§ TASK PROMPT: Take the data that follows and retype it word for word.
- - - - - - -
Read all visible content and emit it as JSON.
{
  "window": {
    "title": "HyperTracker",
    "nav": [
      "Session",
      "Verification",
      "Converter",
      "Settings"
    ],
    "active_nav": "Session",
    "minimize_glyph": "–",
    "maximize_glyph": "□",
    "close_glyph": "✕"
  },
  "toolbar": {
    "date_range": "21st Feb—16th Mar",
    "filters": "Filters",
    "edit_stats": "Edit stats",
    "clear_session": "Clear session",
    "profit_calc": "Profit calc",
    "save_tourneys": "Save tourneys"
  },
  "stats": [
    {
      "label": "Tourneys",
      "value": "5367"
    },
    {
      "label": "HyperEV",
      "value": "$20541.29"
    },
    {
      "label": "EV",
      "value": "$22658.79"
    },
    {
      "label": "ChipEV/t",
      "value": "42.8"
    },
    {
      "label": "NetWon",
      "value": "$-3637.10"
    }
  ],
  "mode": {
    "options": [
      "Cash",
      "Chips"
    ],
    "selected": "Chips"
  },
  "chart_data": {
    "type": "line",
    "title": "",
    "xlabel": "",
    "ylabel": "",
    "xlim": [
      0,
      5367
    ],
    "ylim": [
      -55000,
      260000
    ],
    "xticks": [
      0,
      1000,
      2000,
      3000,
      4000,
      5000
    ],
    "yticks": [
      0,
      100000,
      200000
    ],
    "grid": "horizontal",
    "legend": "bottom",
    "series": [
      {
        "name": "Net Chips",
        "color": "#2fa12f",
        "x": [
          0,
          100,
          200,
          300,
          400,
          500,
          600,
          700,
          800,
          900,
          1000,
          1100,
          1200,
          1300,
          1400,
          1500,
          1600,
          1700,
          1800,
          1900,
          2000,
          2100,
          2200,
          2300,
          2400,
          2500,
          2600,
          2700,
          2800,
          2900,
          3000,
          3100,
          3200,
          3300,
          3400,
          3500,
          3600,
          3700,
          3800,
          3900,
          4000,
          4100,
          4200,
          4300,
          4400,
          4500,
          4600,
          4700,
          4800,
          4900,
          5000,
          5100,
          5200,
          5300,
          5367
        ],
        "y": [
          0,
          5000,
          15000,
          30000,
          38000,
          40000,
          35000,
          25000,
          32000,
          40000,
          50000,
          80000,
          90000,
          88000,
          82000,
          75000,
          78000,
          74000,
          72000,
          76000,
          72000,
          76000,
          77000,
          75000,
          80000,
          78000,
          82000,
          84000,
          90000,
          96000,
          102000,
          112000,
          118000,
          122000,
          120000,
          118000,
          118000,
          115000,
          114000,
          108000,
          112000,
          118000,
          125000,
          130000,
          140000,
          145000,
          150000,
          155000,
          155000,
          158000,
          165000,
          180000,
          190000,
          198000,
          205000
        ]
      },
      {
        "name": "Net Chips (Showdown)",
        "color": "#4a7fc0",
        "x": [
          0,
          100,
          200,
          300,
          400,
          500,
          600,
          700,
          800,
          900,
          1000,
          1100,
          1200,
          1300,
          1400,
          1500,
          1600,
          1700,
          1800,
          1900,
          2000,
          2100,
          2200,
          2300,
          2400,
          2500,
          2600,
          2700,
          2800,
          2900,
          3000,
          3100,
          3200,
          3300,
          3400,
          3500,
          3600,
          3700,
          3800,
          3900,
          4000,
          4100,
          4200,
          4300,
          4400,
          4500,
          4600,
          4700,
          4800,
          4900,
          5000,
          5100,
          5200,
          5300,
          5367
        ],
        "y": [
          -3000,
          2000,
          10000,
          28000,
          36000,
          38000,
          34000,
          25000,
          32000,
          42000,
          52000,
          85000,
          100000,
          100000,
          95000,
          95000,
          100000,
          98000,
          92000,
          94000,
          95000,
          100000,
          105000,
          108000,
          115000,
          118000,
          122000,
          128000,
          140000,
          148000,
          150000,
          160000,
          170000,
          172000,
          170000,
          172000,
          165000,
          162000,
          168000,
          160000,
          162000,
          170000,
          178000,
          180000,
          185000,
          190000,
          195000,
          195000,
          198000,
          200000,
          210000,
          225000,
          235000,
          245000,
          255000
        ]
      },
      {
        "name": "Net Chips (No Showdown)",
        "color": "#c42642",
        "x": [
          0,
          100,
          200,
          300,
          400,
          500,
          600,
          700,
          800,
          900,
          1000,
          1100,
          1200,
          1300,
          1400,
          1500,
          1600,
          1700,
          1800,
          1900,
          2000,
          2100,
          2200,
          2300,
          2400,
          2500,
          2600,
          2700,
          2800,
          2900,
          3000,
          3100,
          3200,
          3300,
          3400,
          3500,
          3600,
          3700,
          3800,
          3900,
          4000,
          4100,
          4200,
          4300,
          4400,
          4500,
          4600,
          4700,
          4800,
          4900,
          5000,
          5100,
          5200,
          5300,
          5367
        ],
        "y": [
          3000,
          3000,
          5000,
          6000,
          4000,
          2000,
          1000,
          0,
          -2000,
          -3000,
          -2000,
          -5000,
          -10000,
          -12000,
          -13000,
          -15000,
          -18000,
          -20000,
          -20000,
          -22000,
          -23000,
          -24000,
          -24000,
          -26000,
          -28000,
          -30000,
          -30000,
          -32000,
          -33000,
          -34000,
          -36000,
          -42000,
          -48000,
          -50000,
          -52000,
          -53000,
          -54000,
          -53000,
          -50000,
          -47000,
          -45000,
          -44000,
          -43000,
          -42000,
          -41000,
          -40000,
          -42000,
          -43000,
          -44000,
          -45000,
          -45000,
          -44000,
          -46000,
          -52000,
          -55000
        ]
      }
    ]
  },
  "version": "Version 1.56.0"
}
- - - - - - -
§ CORRECT RESPONSE:
Read all visible content and emit it as JSON.
{
  "window": {
    "title": "HyperTracker",
    "nav": [
      "Session",
      "Verification",
      "Converter",
      "Settings"
    ],
    "active_nav": "Session",
    "minimize_glyph": "–",
    "maximize_glyph": "□",
    "close_glyph": "✕"
  },
  "toolbar": {
    "date_range": "21st Feb—16th Mar",
    "filters": "Filters",
    "edit_stats": "Edit stats",
    "clear_session": "Clear session",
    "profit_calc": "Profit calc",
    "save_tourneys": "Save tourneys"
  },
  "stats": [
    {
      "label": "Tourneys",
      "value": "5367"
    },
    {
      "label": "HyperEV",
      "value": "$20541.29"
    },
    {
      "label": "EV",
      "value": "$22658.79"
    },
    {
      "label": "ChipEV/t",
      "value": "42.8"
    },
    {
      "label": "NetWon",
      "value": "$-3637.10"
    }
  ],
  "mode": {
    "options": [
      "Cash",
      "Chips"
    ],
    "selected": "Chips"
  },
  "chart_data": {
    "type": "line",
    "title": "",
    "xlabel": "",
    "ylabel": "",
    "xlim": [
      0,
      5367
    ],
    "ylim": [
      -55000,
      260000
    ],
    "xticks": [
      0,
      1000,
      2000,
      3000,
      4000,
      5000
    ],
    "yticks": [
      0,
      100000,
      200000
    ],
    "grid": "horizontal",
    "legend": "bottom",
    "series": [
      {
        "name": "Net Chips",
        "color": "#2fa12f",
        "x": [
          0,
          100,
          200,
          300,
          400,
          500,
          600,
          700,
          800,
          900,
          1000,
          1100,
          1200,
          1300,
          1400,
          1500,
          1600,
          1700,
          1800,
          1900,
          2000,
          2100,
          2200,
          2300,
          2400,
          2500,
          2600,
          2700,
          2800,
          2900,
          3000,
          3100,
          3200,
          3300,
          3400,
          3500,
          3600,
          3700,
          3800,
          3900,
          4000,
          4100,
          4200,
          4300,
          4400,
          4500,
          4600,
          4700,
          4800,
          4900,
          5000,
          5100,
          5200,
          5300,
          5367
        ],
        "y": [
          0,
          5000,
          15000,
          30000,
          38000,
          40000,
          35000,
          25000,
          32000,
          40000,
          50000,
          80000,
          90000,
          88000,
          82000,
          75000,
          78000,
          74000,
          72000,
          76000,
          72000,
          76000,
          77000,
          75000,
          80000,
          78000,
          82000,
          84000,
          90000,
          96000,
          102000,
          112000,
          118000,
          122000,
          120000,
          118000,
          118000,
          115000,
          114000,
          108000,
          112000,
          118000,
          125000,
          130000,
          140000,
          145000,
          150000,
          155000,
          155000,
          158000,
          165000,
          180000,
          190000,
          198000,
          205000
        ]
      },
      {
        "name": "Net Chips (Showdown)",
        "color": "#4a7fc0",
        "x": [
          0,
          100,
          200,
          300,
          400,
          500,
          600,
          700,
          800,
          900,
          1000,
          1100,
          1200,
          1300,
          1400,
          1500,
          1600,
          1700,
          1800,
          1900,
          2000,
          2100,
          2200,
          2300,
          2400,
          2500,
          2600,
          2700,
          2800,
          2900,
          3000,
          3100,
          3200,
          3300,
          3400,
          3500,
          3600,
          3700,
          3800,
          3900,
          4000,
          4100,
          4200,
          4300,
          4400,
          4500,
          4600,
          4700,
          4800,
          4900,
          5000,
          5100,
          5200,
          5300,
          5367
        ],
        "y": [
          -3000,
          2000,
          10000,
          28000,
          36000,
          38000,
          34000,
          25000,
          32000,
          42000,
          52000,
          85000,
          100000,
          100000,
          95000,
          95000,
          100000,
          98000,
          92000,
          94000,
          95000,
          100000,
          105000,
          108000,
          115000,
          118000,
          122000,
          128000,
          140000,
          148000,
          150000,
          160000,
          170000,
          172000,
          170000,
          172000,
          165000,
          162000,
          168000,
          160000,
          162000,
          170000,
          178000,
          180000,
          185000,
          190000,
          195000,
          195000,
          198000,
          200000,
          210000,
          225000,
          235000,
          245000,
          255000
        ]
      },
      {
        "name": "Net Chips (No Showdown)",
        "color": "#c42642",
        "x": [
          0,
          100,
          200,
          300,
          400,
          500,
          600,
          700,
          800,
          900,
          1000,
          1100,
          1200,
          1300,
          1400,
          1500,
          1600,
          1700,
          1800,
          1900,
          2000,
          2100,
          2200,
          2300,
          2400,
          2500,
          2600,
          2700,
          2800,
          2900,
          3000,
          3100,
          3200,
          3300,
          3400,
          3500,
          3600,
          3700,
          3800,
          3900,
          4000,
          4100,
          4200,
          4300,
          4400,
          4500,
          4600,
          4700,
          4800,
          4900,
          5000,
          5100,
          5200,
          5300,
          5367
        ],
        "y": [
          3000,
          3000,
          5000,
          6000,
          4000,
          2000,
          1000,
          0,
          -2000,
          -3000,
          -2000,
          -5000,
          -10000,
          -12000,
          -13000,
          -15000,
          -18000,
          -20000,
          -20000,
          -22000,
          -23000,
          -24000,
          -24000,
          -26000,
          -28000,
          -30000,
          -30000,
          -32000,
          -33000,
          -34000,
          -36000,
          -42000,
          -48000,
          -50000,
          -52000,
          -53000,
          -54000,
          -53000,
          -50000,
          -47000,
          -45000,
          -44000,
          -43000,
          -42000,
          -41000,
          -40000,
          -42000,
          -43000,
          -44000,
          -45000,
          -45000,
          -44000,
          -46000,
          -52000,
          -55000
        ]
      }
    ]
  },
  "version": "Version 1.56.0"
}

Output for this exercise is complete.